Return the lines where the word "Mittwoch" occurs.
··· Records provided
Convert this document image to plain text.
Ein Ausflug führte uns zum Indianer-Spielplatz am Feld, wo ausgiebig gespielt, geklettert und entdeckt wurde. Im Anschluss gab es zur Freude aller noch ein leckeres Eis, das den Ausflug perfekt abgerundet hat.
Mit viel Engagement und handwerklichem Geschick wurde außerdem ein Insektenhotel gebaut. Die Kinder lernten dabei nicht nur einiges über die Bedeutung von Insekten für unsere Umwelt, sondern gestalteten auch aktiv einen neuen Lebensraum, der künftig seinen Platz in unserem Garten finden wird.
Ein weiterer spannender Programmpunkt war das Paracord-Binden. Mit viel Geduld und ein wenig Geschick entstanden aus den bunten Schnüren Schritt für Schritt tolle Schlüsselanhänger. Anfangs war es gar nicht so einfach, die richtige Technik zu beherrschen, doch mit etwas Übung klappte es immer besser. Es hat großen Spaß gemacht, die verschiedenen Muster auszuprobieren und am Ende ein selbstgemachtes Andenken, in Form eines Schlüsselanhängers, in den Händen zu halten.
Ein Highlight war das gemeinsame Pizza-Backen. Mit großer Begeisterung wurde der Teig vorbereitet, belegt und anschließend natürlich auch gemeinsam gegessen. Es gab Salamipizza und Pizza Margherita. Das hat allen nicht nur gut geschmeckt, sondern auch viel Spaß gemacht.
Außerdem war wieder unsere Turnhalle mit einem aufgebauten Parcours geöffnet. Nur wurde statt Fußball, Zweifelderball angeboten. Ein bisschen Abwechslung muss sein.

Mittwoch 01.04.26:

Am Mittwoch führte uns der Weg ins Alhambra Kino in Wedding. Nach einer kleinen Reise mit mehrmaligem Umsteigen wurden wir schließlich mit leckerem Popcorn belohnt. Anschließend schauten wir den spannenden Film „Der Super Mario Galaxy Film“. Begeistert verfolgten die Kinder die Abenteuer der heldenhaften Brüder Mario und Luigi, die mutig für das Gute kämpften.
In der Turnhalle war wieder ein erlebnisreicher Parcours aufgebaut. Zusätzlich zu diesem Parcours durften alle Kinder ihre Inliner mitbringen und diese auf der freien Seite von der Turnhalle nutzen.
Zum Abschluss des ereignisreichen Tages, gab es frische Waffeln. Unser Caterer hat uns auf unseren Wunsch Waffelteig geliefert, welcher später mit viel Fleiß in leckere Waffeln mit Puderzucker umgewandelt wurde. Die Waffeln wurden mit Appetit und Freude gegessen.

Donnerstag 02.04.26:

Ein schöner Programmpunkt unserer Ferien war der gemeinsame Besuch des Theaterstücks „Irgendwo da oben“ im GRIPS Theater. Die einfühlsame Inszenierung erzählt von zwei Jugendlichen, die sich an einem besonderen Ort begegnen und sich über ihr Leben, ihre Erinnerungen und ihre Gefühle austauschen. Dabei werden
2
······
··· Records provided
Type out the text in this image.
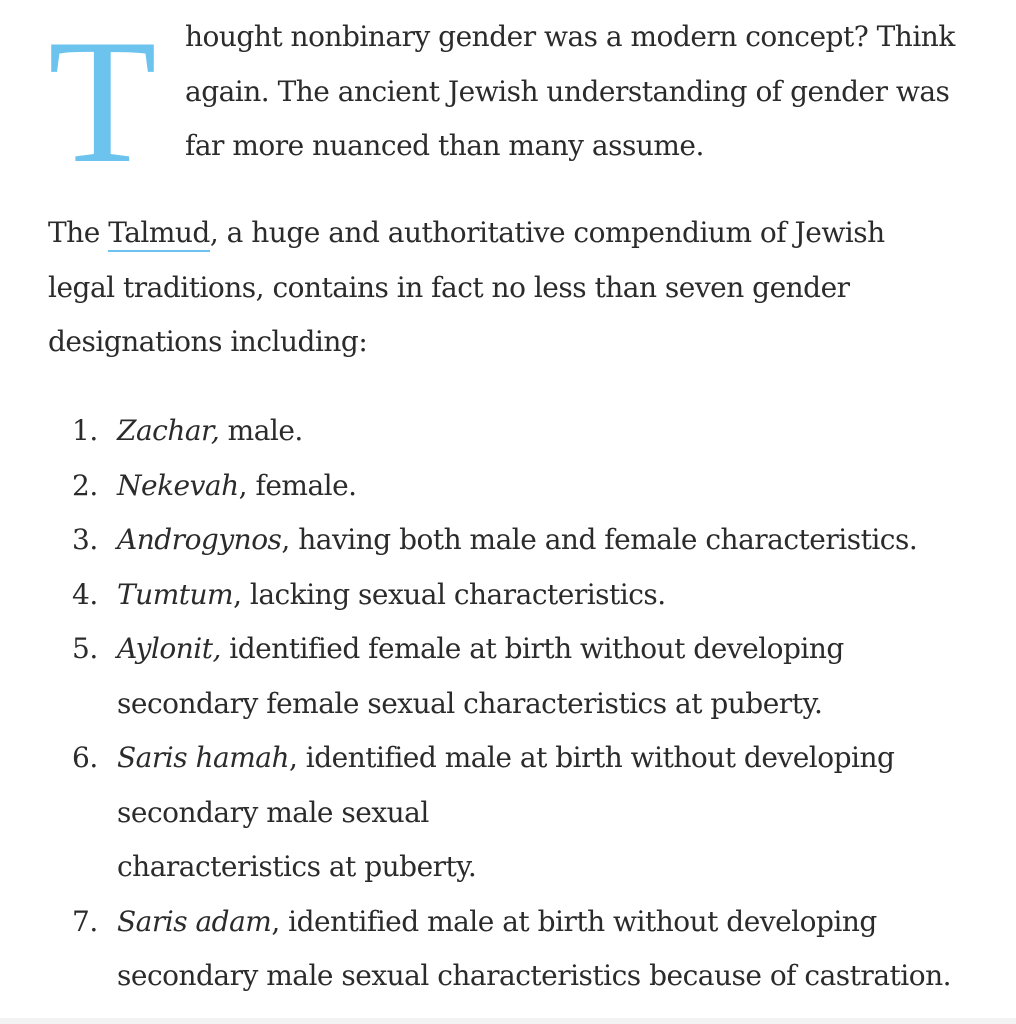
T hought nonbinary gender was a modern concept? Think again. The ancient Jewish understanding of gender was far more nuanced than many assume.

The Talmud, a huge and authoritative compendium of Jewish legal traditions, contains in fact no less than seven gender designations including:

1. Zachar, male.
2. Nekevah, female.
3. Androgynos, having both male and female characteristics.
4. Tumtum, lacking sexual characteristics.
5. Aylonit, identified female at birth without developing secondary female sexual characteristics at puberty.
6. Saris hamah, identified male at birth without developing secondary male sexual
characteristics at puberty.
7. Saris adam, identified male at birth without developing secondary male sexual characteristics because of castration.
······
··· Records provided
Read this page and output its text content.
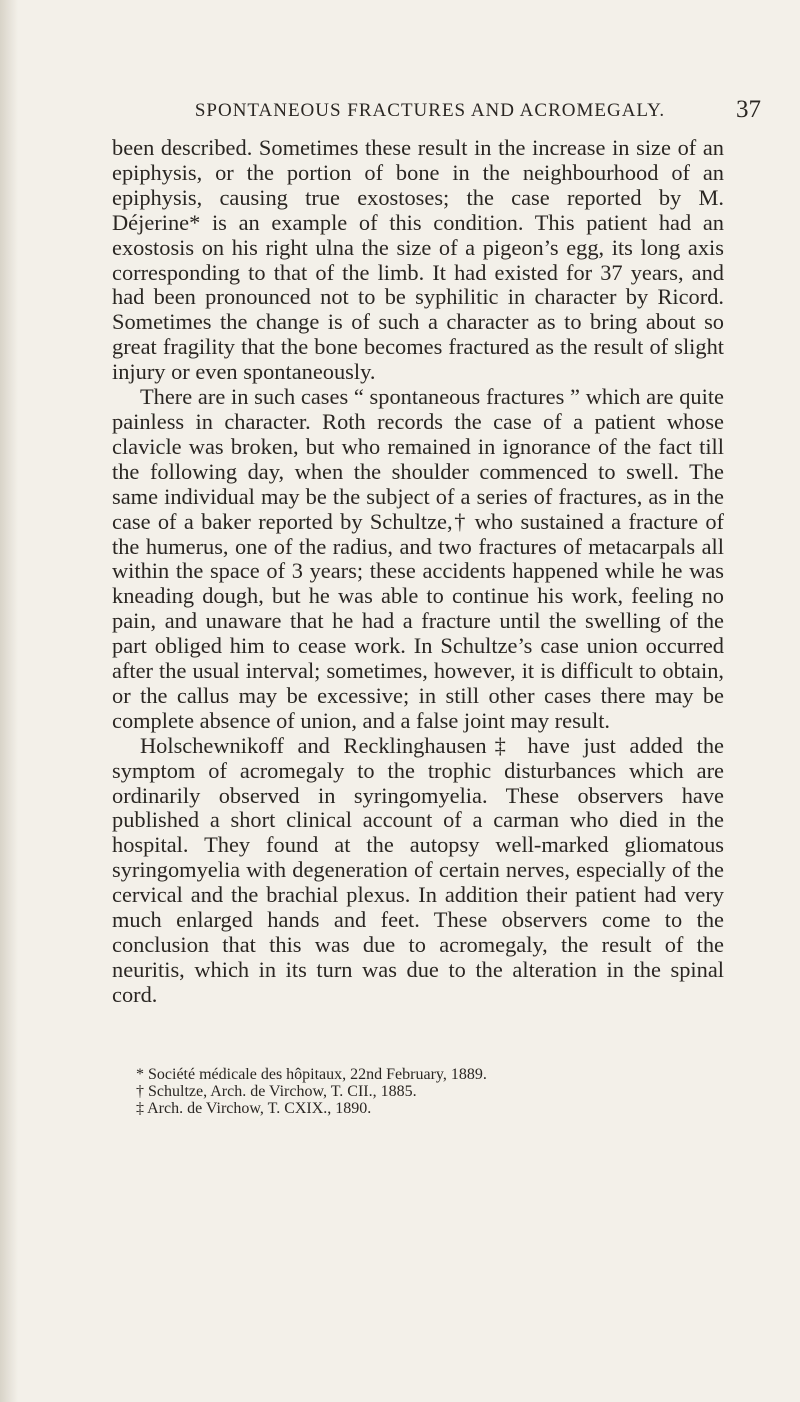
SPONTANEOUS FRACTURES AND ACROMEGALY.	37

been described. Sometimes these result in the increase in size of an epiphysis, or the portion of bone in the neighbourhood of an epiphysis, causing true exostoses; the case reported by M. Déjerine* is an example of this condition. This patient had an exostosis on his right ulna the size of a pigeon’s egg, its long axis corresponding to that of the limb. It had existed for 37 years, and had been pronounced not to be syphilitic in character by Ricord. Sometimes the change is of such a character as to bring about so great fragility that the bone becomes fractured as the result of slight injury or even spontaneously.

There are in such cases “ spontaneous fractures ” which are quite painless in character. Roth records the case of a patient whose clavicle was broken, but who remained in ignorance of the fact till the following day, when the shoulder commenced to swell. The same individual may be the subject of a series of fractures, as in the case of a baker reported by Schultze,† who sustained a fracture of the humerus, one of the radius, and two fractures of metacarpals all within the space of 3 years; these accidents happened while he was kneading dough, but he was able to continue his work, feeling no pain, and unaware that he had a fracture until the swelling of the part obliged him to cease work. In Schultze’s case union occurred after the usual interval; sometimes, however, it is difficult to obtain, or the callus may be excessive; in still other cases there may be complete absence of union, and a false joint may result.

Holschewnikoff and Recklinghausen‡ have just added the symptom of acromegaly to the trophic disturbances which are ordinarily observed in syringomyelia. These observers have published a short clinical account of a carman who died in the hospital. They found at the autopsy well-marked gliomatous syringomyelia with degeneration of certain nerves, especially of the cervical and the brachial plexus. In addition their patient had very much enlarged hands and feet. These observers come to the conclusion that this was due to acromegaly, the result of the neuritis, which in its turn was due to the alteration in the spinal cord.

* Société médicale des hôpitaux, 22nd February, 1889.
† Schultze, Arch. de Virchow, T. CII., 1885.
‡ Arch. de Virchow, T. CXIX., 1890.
······
▶ The output:
Mittwoch 01.04.26:
Am Mittwoch führte uns der Weg ins Alhambra Kino in Wedding. Nach einer kleinen Reise mit mehrmaligem Umsteigen wurden wir schließlich mit leckerem Popcorn belohnt. Anschließend schauten wir den spannenden Film „Der Super Mario Galaxy Film“. Begeistert verfolgten die Kinder die Abenteuer der heldenhaften Brüder Mario und Luigi, die mutig für das Gute kämpften.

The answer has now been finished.